▶ **Collected data**:
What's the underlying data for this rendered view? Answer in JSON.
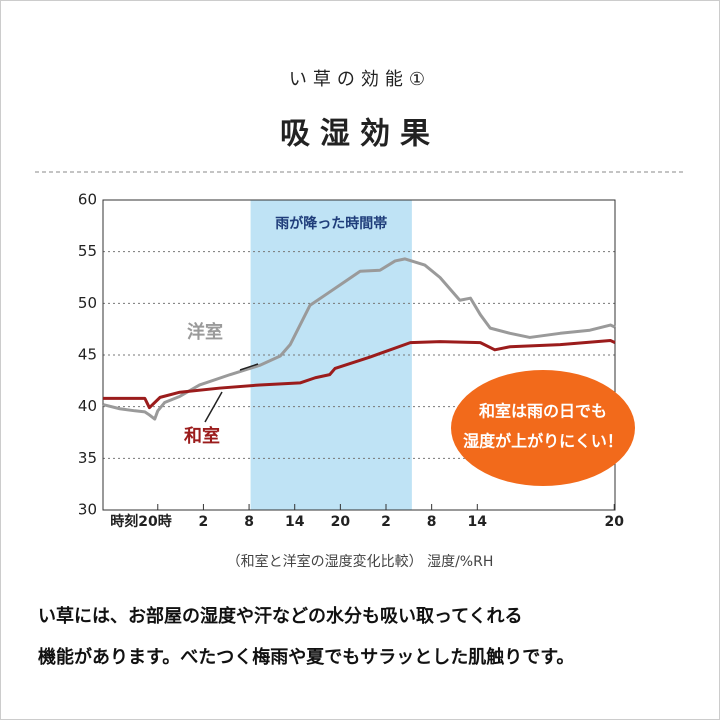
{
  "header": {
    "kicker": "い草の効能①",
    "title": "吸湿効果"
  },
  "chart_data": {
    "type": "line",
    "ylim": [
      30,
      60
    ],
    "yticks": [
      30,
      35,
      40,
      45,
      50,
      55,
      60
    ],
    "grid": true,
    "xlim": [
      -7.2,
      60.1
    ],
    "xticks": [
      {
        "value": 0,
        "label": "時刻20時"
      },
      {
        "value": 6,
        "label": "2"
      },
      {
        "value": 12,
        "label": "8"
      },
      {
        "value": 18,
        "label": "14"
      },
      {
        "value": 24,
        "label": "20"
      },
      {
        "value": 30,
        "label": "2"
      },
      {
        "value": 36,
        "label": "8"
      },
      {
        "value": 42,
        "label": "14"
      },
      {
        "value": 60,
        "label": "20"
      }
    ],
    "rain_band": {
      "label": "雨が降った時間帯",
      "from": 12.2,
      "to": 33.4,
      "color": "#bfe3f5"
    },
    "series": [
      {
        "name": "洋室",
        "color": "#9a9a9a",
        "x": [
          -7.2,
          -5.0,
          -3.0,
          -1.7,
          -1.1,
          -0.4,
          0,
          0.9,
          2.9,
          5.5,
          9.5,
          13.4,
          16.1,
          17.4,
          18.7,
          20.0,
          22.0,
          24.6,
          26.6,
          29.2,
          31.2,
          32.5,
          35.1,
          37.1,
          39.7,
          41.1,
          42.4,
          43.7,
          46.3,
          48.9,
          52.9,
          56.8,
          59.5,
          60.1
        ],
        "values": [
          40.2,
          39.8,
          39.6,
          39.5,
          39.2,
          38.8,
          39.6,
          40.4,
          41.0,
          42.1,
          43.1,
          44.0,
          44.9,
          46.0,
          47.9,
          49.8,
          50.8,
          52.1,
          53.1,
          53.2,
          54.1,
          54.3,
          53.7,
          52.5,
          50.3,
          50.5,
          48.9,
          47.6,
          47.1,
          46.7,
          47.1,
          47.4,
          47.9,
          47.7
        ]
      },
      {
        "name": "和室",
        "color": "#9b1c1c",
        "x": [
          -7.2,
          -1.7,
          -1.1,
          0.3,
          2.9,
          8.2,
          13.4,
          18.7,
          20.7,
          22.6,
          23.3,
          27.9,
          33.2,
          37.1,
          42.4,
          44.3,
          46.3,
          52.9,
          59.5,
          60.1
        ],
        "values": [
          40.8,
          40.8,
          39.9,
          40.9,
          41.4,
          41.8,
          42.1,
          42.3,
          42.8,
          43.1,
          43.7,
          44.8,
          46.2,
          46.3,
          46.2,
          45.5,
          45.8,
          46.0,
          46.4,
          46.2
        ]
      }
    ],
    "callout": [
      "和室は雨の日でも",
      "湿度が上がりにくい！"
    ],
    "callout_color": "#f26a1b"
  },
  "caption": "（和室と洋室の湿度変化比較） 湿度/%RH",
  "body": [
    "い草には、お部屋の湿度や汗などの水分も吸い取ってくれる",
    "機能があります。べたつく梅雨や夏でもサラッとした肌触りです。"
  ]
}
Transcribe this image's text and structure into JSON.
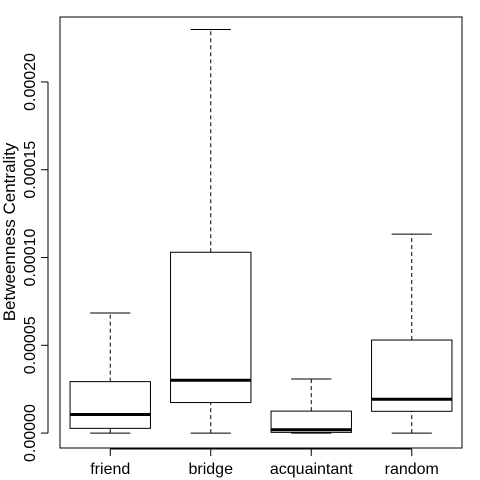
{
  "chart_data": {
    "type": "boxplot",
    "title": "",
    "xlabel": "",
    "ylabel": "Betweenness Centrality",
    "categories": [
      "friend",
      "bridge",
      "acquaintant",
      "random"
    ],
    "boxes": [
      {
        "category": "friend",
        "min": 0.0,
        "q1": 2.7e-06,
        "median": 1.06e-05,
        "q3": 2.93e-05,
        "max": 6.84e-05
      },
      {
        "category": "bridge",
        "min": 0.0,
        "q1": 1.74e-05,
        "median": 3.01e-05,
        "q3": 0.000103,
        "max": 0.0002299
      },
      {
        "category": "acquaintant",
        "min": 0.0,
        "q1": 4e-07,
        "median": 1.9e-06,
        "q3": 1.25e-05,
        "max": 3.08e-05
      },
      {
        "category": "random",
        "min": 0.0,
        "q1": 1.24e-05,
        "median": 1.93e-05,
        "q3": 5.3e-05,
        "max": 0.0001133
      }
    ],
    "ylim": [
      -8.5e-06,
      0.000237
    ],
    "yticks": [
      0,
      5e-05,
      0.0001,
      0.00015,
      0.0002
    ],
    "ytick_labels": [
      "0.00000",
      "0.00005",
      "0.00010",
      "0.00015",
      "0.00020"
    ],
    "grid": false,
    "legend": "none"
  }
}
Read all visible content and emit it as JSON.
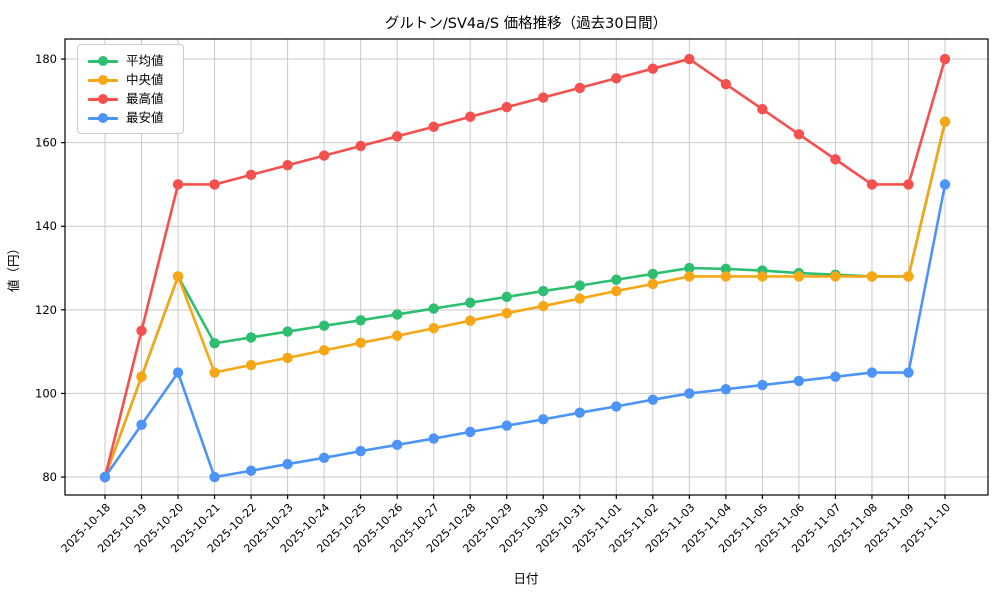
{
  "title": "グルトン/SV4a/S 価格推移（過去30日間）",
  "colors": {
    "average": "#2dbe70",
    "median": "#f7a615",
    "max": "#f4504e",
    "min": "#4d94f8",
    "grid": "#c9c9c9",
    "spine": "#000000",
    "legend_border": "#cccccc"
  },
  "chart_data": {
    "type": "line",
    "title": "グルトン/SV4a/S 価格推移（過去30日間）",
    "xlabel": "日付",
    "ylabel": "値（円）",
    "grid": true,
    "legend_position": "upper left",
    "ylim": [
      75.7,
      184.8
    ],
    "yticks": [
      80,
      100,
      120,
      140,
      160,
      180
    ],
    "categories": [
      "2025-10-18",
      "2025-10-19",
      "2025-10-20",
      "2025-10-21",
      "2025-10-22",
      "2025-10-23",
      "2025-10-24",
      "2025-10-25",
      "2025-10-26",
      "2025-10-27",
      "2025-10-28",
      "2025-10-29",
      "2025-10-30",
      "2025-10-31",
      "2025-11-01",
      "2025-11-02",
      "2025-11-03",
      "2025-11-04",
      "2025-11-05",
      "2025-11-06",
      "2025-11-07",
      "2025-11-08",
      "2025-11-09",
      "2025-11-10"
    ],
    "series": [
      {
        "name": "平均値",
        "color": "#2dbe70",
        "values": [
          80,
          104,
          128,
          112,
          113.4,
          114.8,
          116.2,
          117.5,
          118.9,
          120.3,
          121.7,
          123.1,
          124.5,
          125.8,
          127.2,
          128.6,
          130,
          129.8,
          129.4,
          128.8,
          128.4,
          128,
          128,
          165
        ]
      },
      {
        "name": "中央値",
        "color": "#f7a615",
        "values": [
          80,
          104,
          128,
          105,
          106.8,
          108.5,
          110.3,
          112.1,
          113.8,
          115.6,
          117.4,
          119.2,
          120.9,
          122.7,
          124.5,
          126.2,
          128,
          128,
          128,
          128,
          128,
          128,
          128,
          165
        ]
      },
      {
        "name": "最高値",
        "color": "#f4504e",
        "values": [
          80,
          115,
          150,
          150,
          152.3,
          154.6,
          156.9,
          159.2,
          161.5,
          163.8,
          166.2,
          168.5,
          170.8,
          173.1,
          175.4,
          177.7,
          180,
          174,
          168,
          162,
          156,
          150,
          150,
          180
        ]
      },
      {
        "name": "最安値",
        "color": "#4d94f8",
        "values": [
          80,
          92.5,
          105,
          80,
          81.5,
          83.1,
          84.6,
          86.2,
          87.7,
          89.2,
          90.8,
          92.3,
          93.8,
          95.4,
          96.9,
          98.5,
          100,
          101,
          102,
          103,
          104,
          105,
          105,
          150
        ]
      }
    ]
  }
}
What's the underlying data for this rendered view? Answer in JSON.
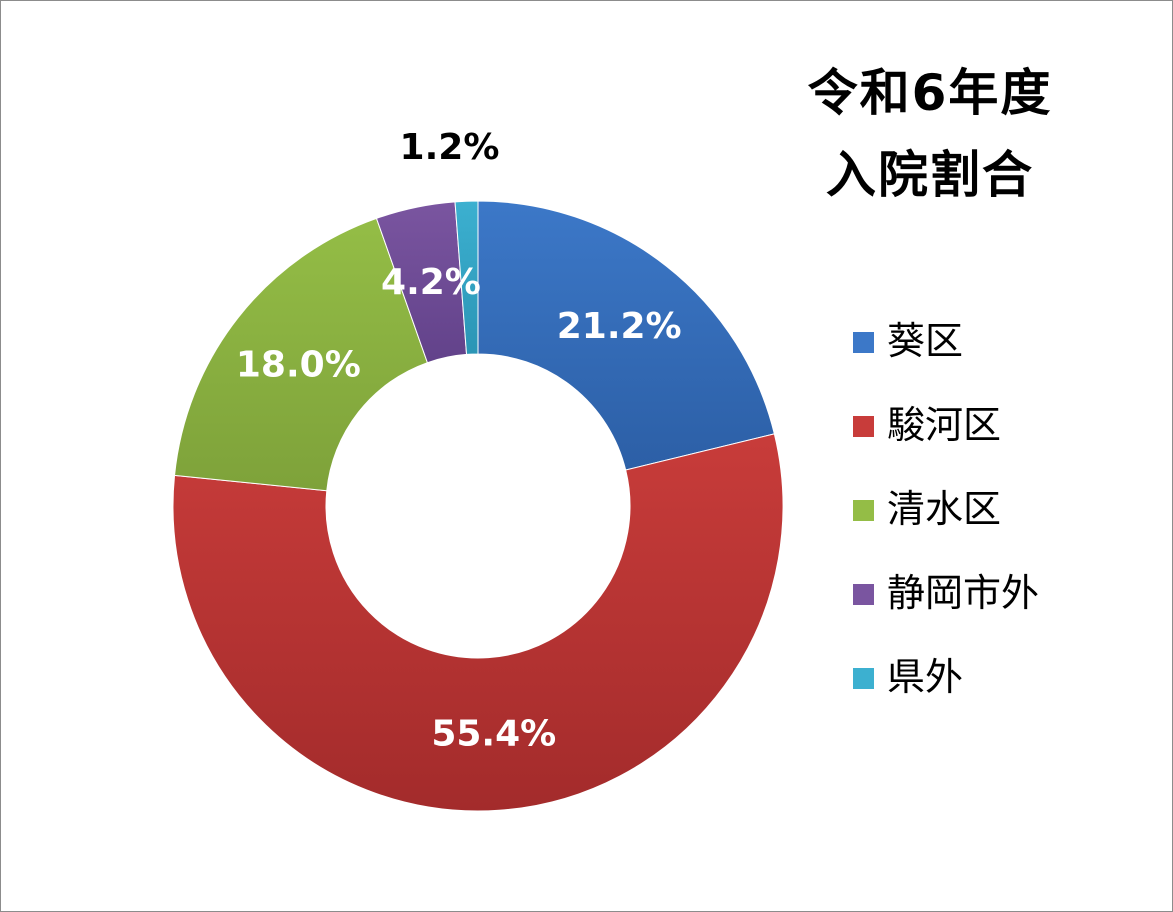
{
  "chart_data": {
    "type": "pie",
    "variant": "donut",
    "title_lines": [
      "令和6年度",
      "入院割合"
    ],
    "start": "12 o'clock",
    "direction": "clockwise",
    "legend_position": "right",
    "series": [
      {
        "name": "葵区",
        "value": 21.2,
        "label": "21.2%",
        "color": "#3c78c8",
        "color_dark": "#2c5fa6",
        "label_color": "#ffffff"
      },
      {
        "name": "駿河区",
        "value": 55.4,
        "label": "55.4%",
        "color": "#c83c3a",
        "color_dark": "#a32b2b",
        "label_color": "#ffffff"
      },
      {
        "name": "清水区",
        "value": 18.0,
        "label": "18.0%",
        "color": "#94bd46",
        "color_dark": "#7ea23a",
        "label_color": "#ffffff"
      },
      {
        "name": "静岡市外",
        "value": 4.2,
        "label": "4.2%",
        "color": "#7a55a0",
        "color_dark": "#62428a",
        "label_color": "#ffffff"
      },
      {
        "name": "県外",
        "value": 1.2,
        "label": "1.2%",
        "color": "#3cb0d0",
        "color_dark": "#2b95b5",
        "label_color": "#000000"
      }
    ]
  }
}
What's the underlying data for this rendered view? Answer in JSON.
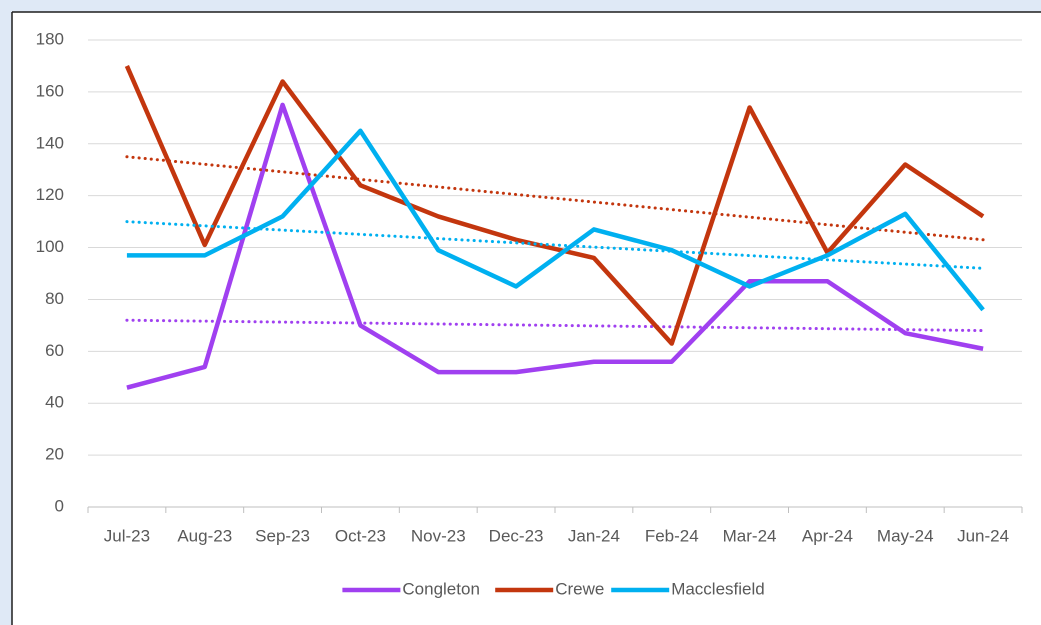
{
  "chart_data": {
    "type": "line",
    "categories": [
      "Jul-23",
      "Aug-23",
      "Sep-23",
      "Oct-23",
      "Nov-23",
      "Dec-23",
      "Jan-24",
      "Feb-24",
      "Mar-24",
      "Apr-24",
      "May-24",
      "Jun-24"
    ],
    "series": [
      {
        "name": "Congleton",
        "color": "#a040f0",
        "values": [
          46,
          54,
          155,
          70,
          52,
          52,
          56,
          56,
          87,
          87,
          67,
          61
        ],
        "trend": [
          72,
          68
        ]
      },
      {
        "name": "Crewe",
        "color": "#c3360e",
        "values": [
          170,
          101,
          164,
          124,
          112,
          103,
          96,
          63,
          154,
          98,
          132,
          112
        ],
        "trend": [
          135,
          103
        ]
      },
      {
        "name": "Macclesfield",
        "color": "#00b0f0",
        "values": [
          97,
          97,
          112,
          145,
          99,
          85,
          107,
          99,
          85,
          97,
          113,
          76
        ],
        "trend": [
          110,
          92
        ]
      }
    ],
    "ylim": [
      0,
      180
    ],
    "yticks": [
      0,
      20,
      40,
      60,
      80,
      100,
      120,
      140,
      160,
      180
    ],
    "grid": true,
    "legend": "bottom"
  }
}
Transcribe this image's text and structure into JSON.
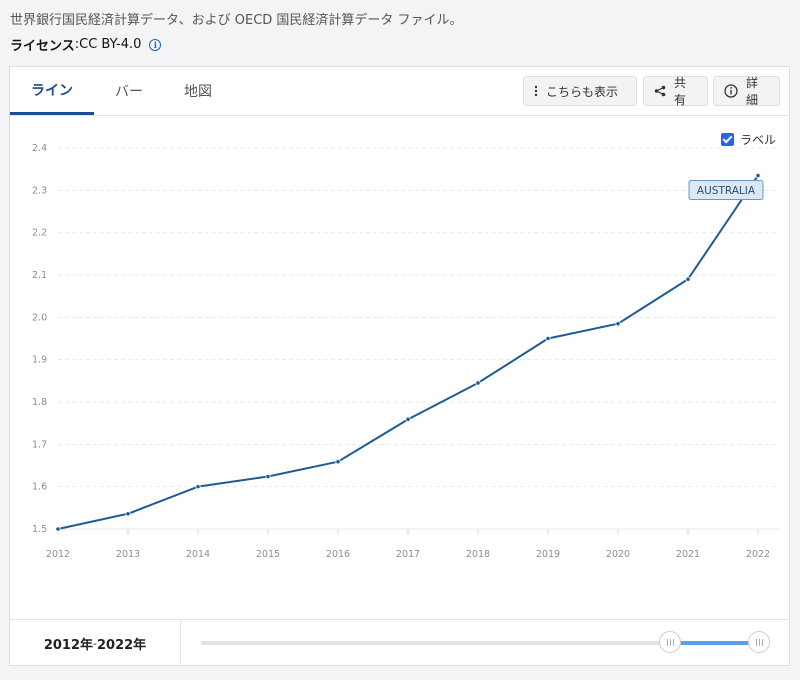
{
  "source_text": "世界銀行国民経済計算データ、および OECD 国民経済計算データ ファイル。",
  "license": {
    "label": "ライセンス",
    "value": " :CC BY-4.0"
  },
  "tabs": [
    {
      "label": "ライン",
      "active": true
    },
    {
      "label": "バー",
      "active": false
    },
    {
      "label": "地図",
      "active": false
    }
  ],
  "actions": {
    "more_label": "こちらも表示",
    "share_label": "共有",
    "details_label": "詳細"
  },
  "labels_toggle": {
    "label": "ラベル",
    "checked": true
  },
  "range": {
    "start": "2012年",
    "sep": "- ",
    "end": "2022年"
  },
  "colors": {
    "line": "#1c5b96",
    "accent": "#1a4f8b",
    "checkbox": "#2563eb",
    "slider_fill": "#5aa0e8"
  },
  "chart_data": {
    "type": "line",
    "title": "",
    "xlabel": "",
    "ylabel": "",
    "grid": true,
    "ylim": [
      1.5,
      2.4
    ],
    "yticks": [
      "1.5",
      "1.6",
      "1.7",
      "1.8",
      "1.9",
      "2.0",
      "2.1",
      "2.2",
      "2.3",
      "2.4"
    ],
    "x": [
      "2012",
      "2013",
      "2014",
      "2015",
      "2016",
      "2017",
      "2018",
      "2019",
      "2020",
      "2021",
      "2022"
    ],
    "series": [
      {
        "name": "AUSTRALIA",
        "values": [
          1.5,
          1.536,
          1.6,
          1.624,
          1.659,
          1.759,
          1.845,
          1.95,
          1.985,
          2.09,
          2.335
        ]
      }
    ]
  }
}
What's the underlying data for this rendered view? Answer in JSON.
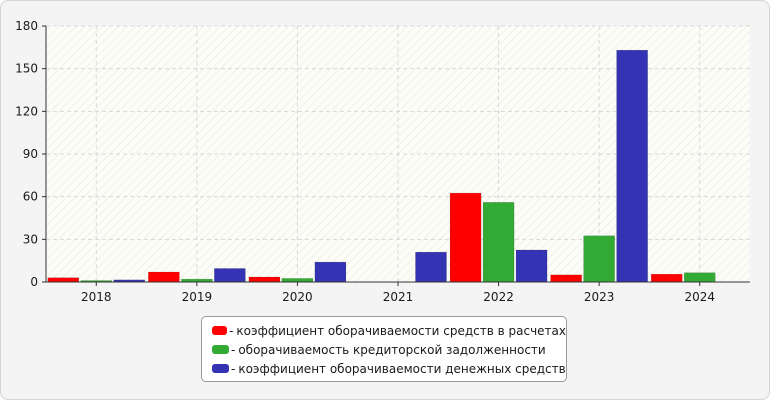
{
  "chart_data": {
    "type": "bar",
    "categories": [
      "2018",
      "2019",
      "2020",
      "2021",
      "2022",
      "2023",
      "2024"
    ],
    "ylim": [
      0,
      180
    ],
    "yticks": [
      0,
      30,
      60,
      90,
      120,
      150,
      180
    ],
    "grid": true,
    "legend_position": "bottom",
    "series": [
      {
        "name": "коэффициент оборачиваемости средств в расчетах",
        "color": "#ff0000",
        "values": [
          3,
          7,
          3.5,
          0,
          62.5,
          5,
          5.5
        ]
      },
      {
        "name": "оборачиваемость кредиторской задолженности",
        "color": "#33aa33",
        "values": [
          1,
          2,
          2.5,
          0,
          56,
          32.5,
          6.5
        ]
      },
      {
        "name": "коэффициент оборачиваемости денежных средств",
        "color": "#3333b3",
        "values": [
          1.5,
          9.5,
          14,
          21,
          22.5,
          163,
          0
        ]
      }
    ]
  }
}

▶ **Description of the task**:
Copy out every line of the listing that contains the string "グルトン".

▶ **Response to the exercise**:
  "title": "グルトン/SV4a/S 価格推移（過去30日間）",
    "title": "グルトン/SV4a/S 価格推移（過去30日間）",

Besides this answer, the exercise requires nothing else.